## Set exercise
Every entry needs to be reproduced exactly.

## Data listing
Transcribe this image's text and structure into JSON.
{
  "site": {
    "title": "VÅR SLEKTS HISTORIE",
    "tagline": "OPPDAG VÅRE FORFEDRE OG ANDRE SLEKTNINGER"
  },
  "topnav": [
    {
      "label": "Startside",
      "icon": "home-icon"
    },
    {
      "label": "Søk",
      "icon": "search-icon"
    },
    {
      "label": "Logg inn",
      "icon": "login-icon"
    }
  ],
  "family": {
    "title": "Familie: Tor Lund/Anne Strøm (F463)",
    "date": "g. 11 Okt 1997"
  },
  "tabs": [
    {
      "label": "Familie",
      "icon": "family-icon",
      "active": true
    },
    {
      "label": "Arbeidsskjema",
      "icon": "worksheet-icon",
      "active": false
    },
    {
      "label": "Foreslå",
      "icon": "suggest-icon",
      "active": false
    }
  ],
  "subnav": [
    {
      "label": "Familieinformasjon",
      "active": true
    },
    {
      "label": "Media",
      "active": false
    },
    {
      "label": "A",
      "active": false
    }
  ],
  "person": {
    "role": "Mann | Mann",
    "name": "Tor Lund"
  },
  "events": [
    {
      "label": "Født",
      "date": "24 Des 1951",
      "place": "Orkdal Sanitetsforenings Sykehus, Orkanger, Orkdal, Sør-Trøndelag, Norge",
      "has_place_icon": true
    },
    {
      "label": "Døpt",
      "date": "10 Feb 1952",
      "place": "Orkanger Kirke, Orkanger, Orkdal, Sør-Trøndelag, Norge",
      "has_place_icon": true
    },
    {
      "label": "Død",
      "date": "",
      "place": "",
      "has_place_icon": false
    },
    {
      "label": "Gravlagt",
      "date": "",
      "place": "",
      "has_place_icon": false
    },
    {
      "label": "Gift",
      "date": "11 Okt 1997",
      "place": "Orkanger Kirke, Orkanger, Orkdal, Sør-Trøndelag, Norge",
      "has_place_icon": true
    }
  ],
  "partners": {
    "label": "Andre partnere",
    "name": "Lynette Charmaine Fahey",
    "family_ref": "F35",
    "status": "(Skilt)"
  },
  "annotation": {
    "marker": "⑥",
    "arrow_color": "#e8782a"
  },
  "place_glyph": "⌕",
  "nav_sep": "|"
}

## Written answer
Transcribe this image's text and structure into JSON.
{
  "site": {
    "title": "VÅR SLEKTS HISTORIE",
    "tagline": "OPPDAG VÅRE FORFEDRE OG ANDRE SLEKTNINGER"
  },
  "topnav": [
    {
      "label": "Startside",
      "icon": "home-icon"
    },
    {
      "label": "Søk",
      "icon": "search-icon"
    },
    {
      "label": "Logg inn",
      "icon": "login-icon"
    }
  ],
  "family": {
    "title": "Familie: Tor Lund/Anne Strøm (F463)",
    "date": "g. 11 Okt 1997"
  },
  "tabs": [
    {
      "label": "Familie",
      "icon": "family-icon",
      "active": true
    },
    {
      "label": "Arbeidsskjema",
      "icon": "worksheet-icon",
      "active": false
    },
    {
      "label": "Foreslå",
      "icon": "suggest-icon",
      "active": false
    }
  ],
  "subnav": [
    {
      "label": "Familieinformasjon",
      "active": true
    },
    {
      "label": "Media",
      "active": false
    },
    {
      "label": "A",
      "active": false
    }
  ],
  "person": {
    "role": "Mann | Mann",
    "name": "Tor Lund"
  },
  "events": [
    {
      "label": "Født",
      "date": "24 Des 1951",
      "place": "Orkdal Sanitetsforenings Sykehus, Orkanger, Orkdal, Sør-Trøndelag, Norge",
      "has_place_icon": true
    },
    {
      "label": "Døpt",
      "date": "10 Feb 1952",
      "place": "Orkanger Kirke, Orkanger, Orkdal, Sør-Trøndelag, Norge",
      "has_place_icon": true
    },
    {
      "label": "Død",
      "date": "",
      "place": "",
      "has_place_icon": false
    },
    {
      "label": "Gravlagt",
      "date": "",
      "place": "",
      "has_place_icon": false
    },
    {
      "label": "Gift",
      "date": "11 Okt 1997",
      "place": "Orkanger Kirke, Orkanger, Orkdal, Sør-Trøndelag, Norge",
      "has_place_icon": true
    }
  ],
  "partners": {
    "label": "Andre partnere",
    "name": "Lynette Charmaine Fahey",
    "family_ref": "F35",
    "status": "(Skilt)"
  },
  "annotation": {
    "marker": "⑥",
    "arrow_color": "#e8782a"
  },
  "place_glyph": "⌕",
  "nav_sep": "|"
}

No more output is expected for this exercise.